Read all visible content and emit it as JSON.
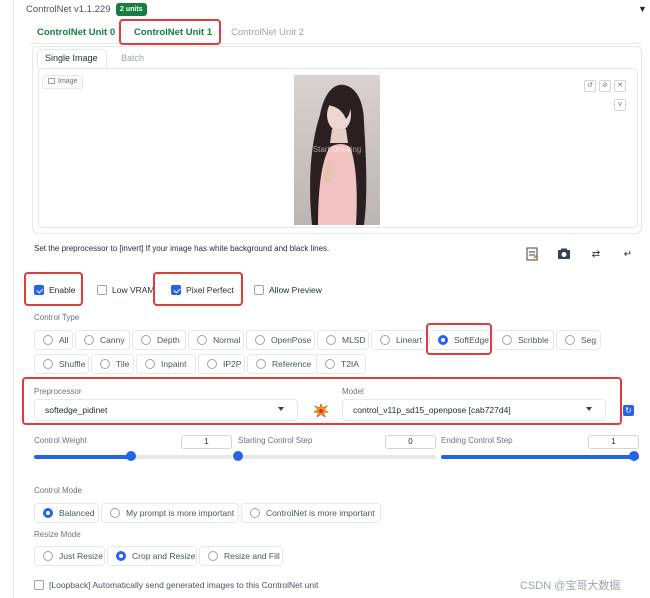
{
  "header": {
    "title": "ControlNet v1.1.229",
    "units_badge": "2 units",
    "collapse_icon": "triangle-down-icon"
  },
  "unit_tabs": [
    {
      "label": "ControlNet Unit 0",
      "active": false
    },
    {
      "label": "ControlNet Unit 1",
      "active": true
    },
    {
      "label": "ControlNet Unit 2",
      "active": false
    }
  ],
  "image_tabs": [
    {
      "label": "Single Image",
      "active": true
    },
    {
      "label": "Batch",
      "active": false
    }
  ],
  "image_panel": {
    "image_label": "Image",
    "placeholder": "Start Drawing",
    "buttons": {
      "undo": "↺",
      "clear": "⊘",
      "close": "✕",
      "brush": "ν"
    }
  },
  "hint_text": "Set the preprocessor to [invert] If your image has white background and black lines.",
  "tool_icons": [
    "notepad-icon",
    "camera-icon",
    "swap-icon",
    "send-icon"
  ],
  "options": {
    "enable": {
      "label": "Enable",
      "checked": true
    },
    "low_vram": {
      "label": "Low VRAM",
      "checked": false
    },
    "pixel_perfect": {
      "label": "Pixel Perfect",
      "checked": true
    },
    "allow_preview": {
      "label": "Allow Preview",
      "checked": false
    }
  },
  "control_type": {
    "label": "Control Type",
    "selected": "SoftEdge",
    "row1": [
      "All",
      "Canny",
      "Depth",
      "Normal",
      "OpenPose",
      "MLSD",
      "Lineart",
      "SoftEdge",
      "Scribble",
      "Seg"
    ],
    "row2": [
      "Shuffle",
      "Tile",
      "Inpaint",
      "IP2P",
      "Reference",
      "T2IA"
    ]
  },
  "preprocessor": {
    "label": "Preprocessor",
    "value": "softedge_pidinet",
    "run_icon": "explosion-icon"
  },
  "model": {
    "label": "Model",
    "value": "control_v11p_sd15_openpose [cab727d4]",
    "refresh_icon": "refresh-icon"
  },
  "control_weight": {
    "label": "Control Weight",
    "value": "1",
    "fraction": 0.49
  },
  "start_step": {
    "label": "Starting Control Step",
    "value": "0",
    "fraction": 0.0
  },
  "end_step": {
    "label": "Ending Control Step",
    "value": "1",
    "fraction": 1.0
  },
  "control_mode": {
    "label": "Control Mode",
    "selected": "Balanced",
    "options": [
      "Balanced",
      "My prompt is more important",
      "ControlNet is more important"
    ]
  },
  "resize_mode": {
    "label": "Resize Mode",
    "selected": "Crop and Resize",
    "options": [
      "Just Resize",
      "Crop and Resize",
      "Resize and Fill"
    ]
  },
  "loopback": {
    "label": "[Loopback] Automatically send generated images to this ControlNet unit",
    "checked": false
  },
  "watermark": "CSDN @宝哥大数据",
  "colors": {
    "accent": "#2563eb",
    "brand_green": "#15803d",
    "highlight_red": "#e03c3c"
  }
}
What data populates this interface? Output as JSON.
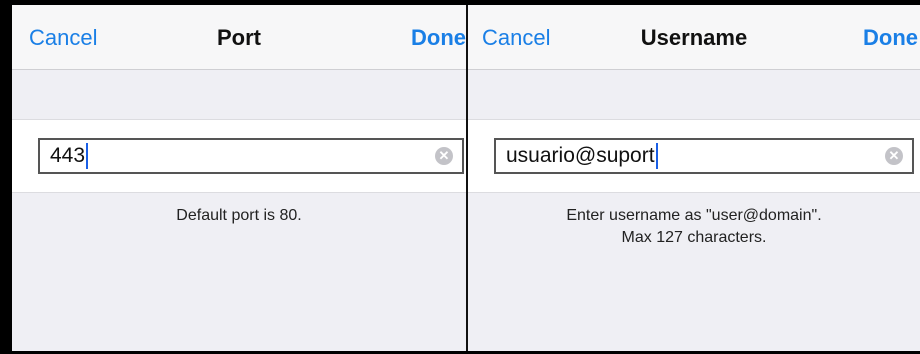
{
  "port_screen": {
    "nav": {
      "cancel": "Cancel",
      "title": "Port",
      "done": "Done"
    },
    "field_value": "443",
    "footer": [
      "Default port is 80."
    ]
  },
  "username_screen": {
    "nav": {
      "cancel": "Cancel",
      "title": "Username",
      "done": "Done"
    },
    "field_value": "usuario@suport",
    "footer": [
      "Enter username as \"user@domain\".",
      "Max 127 characters."
    ]
  },
  "icons": {
    "clear": "clear-field-icon"
  },
  "colors": {
    "accent": "#1a7fe6",
    "background": "#efeff4",
    "caret": "#1a5fe6"
  }
}
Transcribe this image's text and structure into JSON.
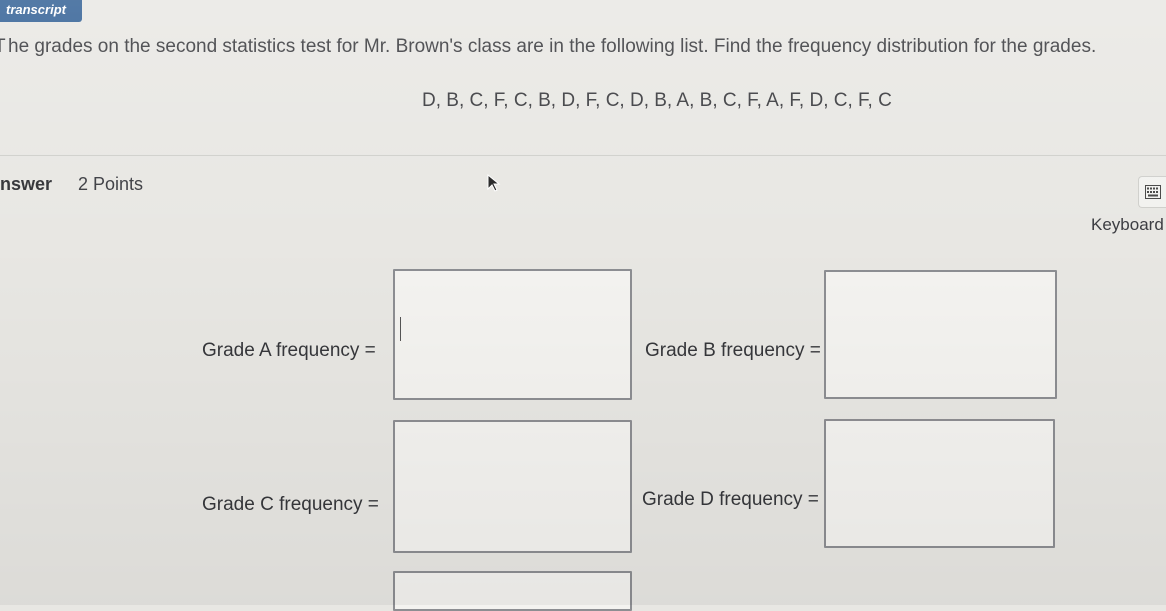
{
  "header": {
    "transcript_tab": "transcript"
  },
  "question": {
    "prompt": "he grades on the second statistics test for Mr. Brown's class are in the following list. Find the frequency distribution for the grades.",
    "prompt_first_letter_partial": "T",
    "grades": "D, B, C, F, C, B, D, F, C, D, B, A, B, C, F, A, F, D, C, F, C"
  },
  "answer": {
    "label": "nswer",
    "points": "2 Points",
    "keyboard_label": "Keyboard",
    "fields": [
      {
        "label": "Grade A frequency =",
        "value": ""
      },
      {
        "label": "Grade B frequency =",
        "value": ""
      },
      {
        "label": "Grade C frequency =",
        "value": ""
      },
      {
        "label": "Grade D frequency =",
        "value": ""
      }
    ]
  },
  "icons": {
    "cursor": "mouse-pointer-icon",
    "keyboard": "keyboard-icon"
  },
  "colors": {
    "transcript_tab_bg": "#2e5d93",
    "page_bg": "#e8e7e3",
    "box_border": "#8d8e92"
  }
}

### Task brief
Filter the data for the string "this" and copy every line that has it.

### Correct answer
    "label": "[Loopback] Automatically send generated images to this ControlNet unit",
What data populates this interface? Output as JSON.
Transcribe this image's text and structure into JSON.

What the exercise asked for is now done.